» **Problem to work on**: Below are the entries; state how many of their lines contain the string "wprowadzeniu", and nothing more.

» **Records shown**:
________________________
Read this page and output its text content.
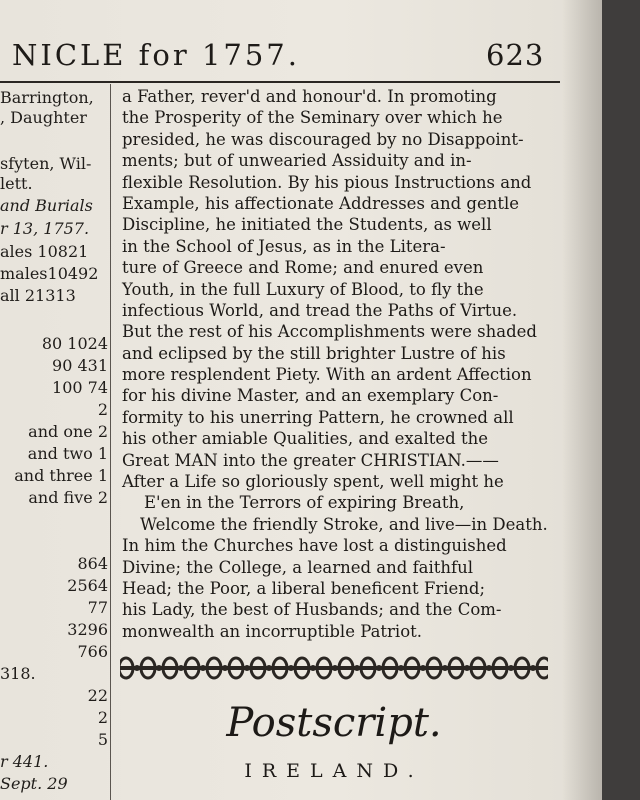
NICLE for 1757.	623
Barrington,
, Daughter
sfyten, Wil-
lett.
and Burials
r 13, 1757.
ales 10821
males10492
all 21313
80 1024
90 431
100 74
2
and one 2
and two 1
and three 1
and five 2
864
2564
77
3296
766
318.
22
2
5
r 441.
Sept. 29
a Father, rever'd and honour'd. In promoting
the Prosperity of the Seminary over which he
presided, he was discouraged by no Disappoint-
ments; but of unwearied Assiduity and in-
flexible Resolution. By his pious Instructions and
Example, his affectionate Addresses and gentle
Discipline, he initiated the Students, as well
in the School of Jesus, as in the Litera-
ture of Greece and Rome; and enured even
Youth, in the full Luxury of Blood, to fly the
infectious World, and tread the Paths of Virtue.
But the rest of his Accomplishments were shaded
and eclipsed by the still brighter Lustre of his
more resplendent Piety. With an ardent Affection
for his divine Master, and an exemplary Con-
formity to his unerring Pattern, he crowned all
his other amiable Qualities, and exalted the
Great MAN into the greater CHRISTIAN.——
After a Life so gloriously spent, well might he
E'en in the Terrors of expiring Breath,
Welcome the friendly Stroke, and live—in Death.
In him the Churches have lost a distinguished
Divine; the College, a learned and faithful
Head; the Poor, a liberal beneficent Friend;
his Lady, the best of Husbands; and the Com-
monwealth an incorruptible Patriot.
Postscript.
IRELAND.
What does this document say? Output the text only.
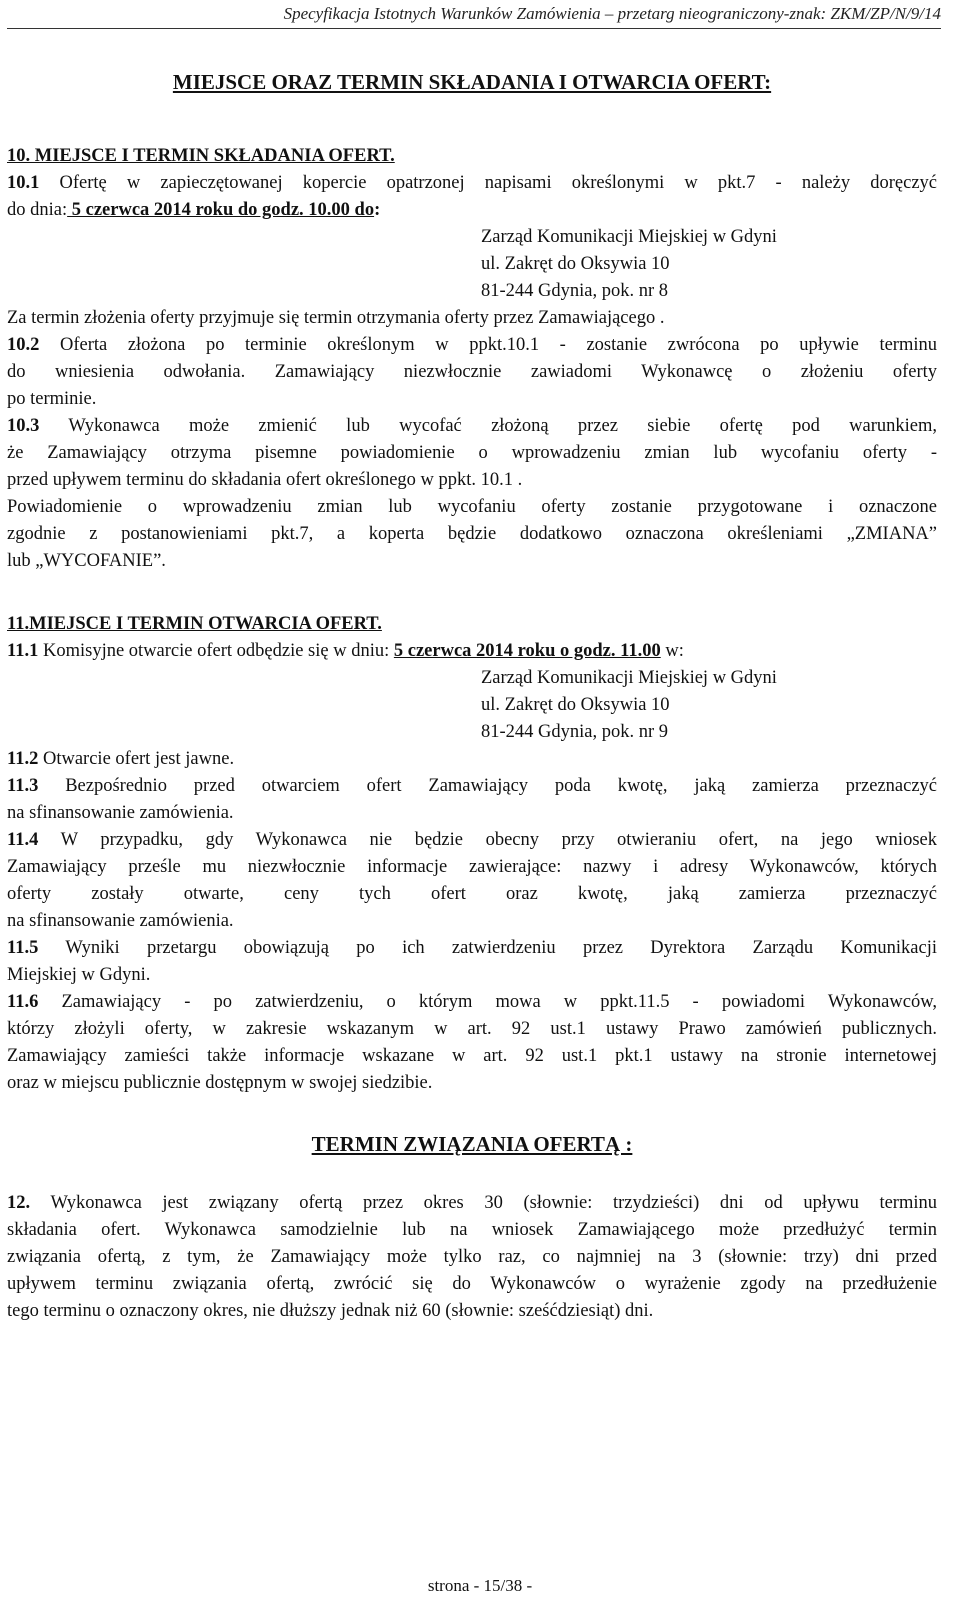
Specyfikacja Istotnych Warunków Zamówienia – przetarg nieograniczony-znak: ZKM/ZP/N/9/14
MIEJSCE ORAZ TERMIN SKŁADANIA I OTWARCIA OFERT:
10. MIEJSCE I TERMIN SKŁADANIA OFERT.
10.1 Ofertę w zapieczętowanej kopercie opatrzonej napisami określonymi w pkt.7 - należy doręczyć
do dnia: 5 czerwca 2014 roku do godz. 10.00 do:
Zarząd Komunikacji Miejskiej w Gdyni
ul. Zakręt do Oksywia 10
81-244 Gdynia, pok. nr 8
Za termin złożenia oferty przyjmuje się termin otrzymania oferty przez Zamawiającego .
10.2 Oferta złożona po terminie określonym w ppkt.10.1 - zostanie zwrócona po upływie terminu
do wniesienia odwołania. Zamawiający niezwłocznie zawiadomi Wykonawcę o złożeniu oferty
po terminie.
10.3 Wykonawca może zmienić lub wycofać złożoną przez siebie ofertę pod warunkiem,
że Zamawiający otrzyma pisemne powiadomienie o wprowadzeniu zmian lub wycofaniu oferty -
przed upływem terminu do składania ofert określonego w ppkt. 10.1 .
Powiadomienie o wprowadzeniu zmian lub wycofaniu oferty zostanie przygotowane i oznaczone
zgodnie z postanowieniami pkt.7, a koperta będzie dodatkowo oznaczona określeniami „ZMIANA”
lub „WYCOFANIE”.
11.MIEJSCE I TERMIN OTWARCIA OFERT.
11.1 Komisyjne otwarcie ofert odbędzie się w dniu: 5 czerwca 2014 roku o godz. 11.00 w:
Zarząd Komunikacji Miejskiej w Gdyni
ul. Zakręt do Oksywia 10
81-244 Gdynia, pok. nr 9
11.2 Otwarcie ofert jest jawne.
11.3 Bezpośrednio przed otwarciem ofert Zamawiający poda kwotę, jaką zamierza przeznaczyć
na sfinansowanie zamówienia.
11.4 W przypadku, gdy Wykonawca nie będzie obecny przy otwieraniu ofert, na jego wniosek
Zamawiający prześle mu niezwłocznie informacje zawierające: nazwy i adresy Wykonawców, których
oferty zostały otwarte, ceny tych ofert oraz kwotę, jaką zamierza przeznaczyć
na sfinansowanie zamówienia.
11.5 Wyniki przetargu obowiązują po ich zatwierdzeniu przez Dyrektora Zarządu Komunikacji
Miejskiej w Gdyni.
11.6 Zamawiający - po zatwierdzeniu, o którym mowa w ppkt.11.5 - powiadomi Wykonawców,
którzy złożyli oferty, w zakresie wskazanym w art. 92 ust.1 ustawy Prawo zamówień publicznych.
Zamawiający zamieści także informacje wskazane w art. 92 ust.1 pkt.1 ustawy na stronie internetowej
oraz w miejscu publicznie dostępnym w swojej siedzibie.
TERMIN ZWIĄZANIA OFERTĄ :
12. Wykonawca jest związany ofertą przez okres 30 (słownie: trzydzieści) dni od upływu terminu
składania ofert. Wykonawca samodzielnie lub na wniosek Zamawiającego może przedłużyć termin
związania ofertą, z tym, że Zamawiający może tylko raz, co najmniej na 3 (słownie: trzy) dni przed
upływem terminu związania ofertą, zwrócić się do Wykonawców o wyrażenie zgody na przedłużenie
tego terminu o oznaczony okres, nie dłuższy jednak niż 60 (słownie: sześćdziesiąt) dni.
strona - 15/38 -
________________________
» **Response below**: 2